Saved entries:
┌────────
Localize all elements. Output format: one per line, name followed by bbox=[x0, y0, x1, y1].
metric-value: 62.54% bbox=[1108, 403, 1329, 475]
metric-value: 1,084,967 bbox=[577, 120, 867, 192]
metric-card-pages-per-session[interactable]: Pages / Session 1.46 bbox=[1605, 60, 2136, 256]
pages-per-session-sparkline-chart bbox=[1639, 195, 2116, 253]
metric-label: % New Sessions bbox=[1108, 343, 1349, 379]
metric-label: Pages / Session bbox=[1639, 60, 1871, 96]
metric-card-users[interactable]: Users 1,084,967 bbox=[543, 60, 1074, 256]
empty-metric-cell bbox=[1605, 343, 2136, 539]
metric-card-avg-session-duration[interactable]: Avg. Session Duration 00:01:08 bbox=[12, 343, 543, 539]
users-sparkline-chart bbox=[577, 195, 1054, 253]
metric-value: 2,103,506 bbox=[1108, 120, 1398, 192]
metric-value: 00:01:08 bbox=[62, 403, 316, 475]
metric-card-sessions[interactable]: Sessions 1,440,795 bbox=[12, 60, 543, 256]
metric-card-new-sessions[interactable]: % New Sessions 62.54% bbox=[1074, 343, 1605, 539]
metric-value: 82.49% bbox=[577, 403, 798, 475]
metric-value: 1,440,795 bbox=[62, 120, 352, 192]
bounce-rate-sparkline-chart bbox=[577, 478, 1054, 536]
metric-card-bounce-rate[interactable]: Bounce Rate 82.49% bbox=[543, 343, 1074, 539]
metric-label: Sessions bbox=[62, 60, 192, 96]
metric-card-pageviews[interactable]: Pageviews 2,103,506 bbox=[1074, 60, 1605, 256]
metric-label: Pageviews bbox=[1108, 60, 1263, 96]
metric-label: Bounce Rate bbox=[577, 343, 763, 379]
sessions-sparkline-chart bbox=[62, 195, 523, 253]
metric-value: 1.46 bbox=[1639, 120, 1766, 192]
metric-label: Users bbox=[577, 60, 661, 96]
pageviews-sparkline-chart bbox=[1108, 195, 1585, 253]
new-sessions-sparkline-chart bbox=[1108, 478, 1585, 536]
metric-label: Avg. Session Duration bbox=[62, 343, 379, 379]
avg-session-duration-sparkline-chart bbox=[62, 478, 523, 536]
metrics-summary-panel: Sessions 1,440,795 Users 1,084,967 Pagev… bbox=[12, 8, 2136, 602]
└────────
What the exercise asks
Switch every "sparkline" in the material above to "trend" and write the lines out again with nothing else changed.

Answer for this exercise
Localize all elements. Output format: one per line, name followed by bbox=[x0, y0, x1, y1].
metric-value: 62.54% bbox=[1108, 403, 1329, 475]
metric-value: 1,084,967 bbox=[577, 120, 867, 192]
metric-card-pages-per-session[interactable]: Pages / Session 1.46 bbox=[1605, 60, 2136, 256]
pages-per-session-trend-chart bbox=[1639, 195, 2116, 253]
metric-label: % New Sessions bbox=[1108, 343, 1349, 379]
metric-label: Pages / Session bbox=[1639, 60, 1871, 96]
metric-card-users[interactable]: Users 1,084,967 bbox=[543, 60, 1074, 256]
empty-metric-cell bbox=[1605, 343, 2136, 539]
metric-card-avg-session-duration[interactable]: Avg. Session Duration 00:01:08 bbox=[12, 343, 543, 539]
users-trend-chart bbox=[577, 195, 1054, 253]
metric-value: 2,103,506 bbox=[1108, 120, 1398, 192]
metric-value: 00:01:08 bbox=[62, 403, 316, 475]
metric-card-sessions[interactable]: Sessions 1,440,795 bbox=[12, 60, 543, 256]
metric-card-new-sessions[interactable]: % New Sessions 62.54% bbox=[1074, 343, 1605, 539]
metric-value: 82.49% bbox=[577, 403, 798, 475]
metric-value: 1,440,795 bbox=[62, 120, 352, 192]
bounce-rate-trend-chart bbox=[577, 478, 1054, 536]
metric-card-bounce-rate[interactable]: Bounce Rate 82.49% bbox=[543, 343, 1074, 539]
metric-label: Sessions bbox=[62, 60, 192, 96]
metric-card-pageviews[interactable]: Pageviews 2,103,506 bbox=[1074, 60, 1605, 256]
metric-label: Pageviews bbox=[1108, 60, 1263, 96]
metric-label: Bounce Rate bbox=[577, 343, 763, 379]
sessions-trend-chart bbox=[62, 195, 523, 253]
metric-value: 1.46 bbox=[1639, 120, 1766, 192]
metric-label: Users bbox=[577, 60, 661, 96]
pageviews-trend-chart bbox=[1108, 195, 1585, 253]
new-sessions-trend-chart bbox=[1108, 478, 1585, 536]
metric-label: Avg. Session Duration bbox=[62, 343, 379, 379]
avg-session-duration-trend-chart bbox=[62, 478, 523, 536]
metrics-summary-panel: Sessions 1,440,795 Users 1,084,967 Pagev… bbox=[12, 8, 2136, 602]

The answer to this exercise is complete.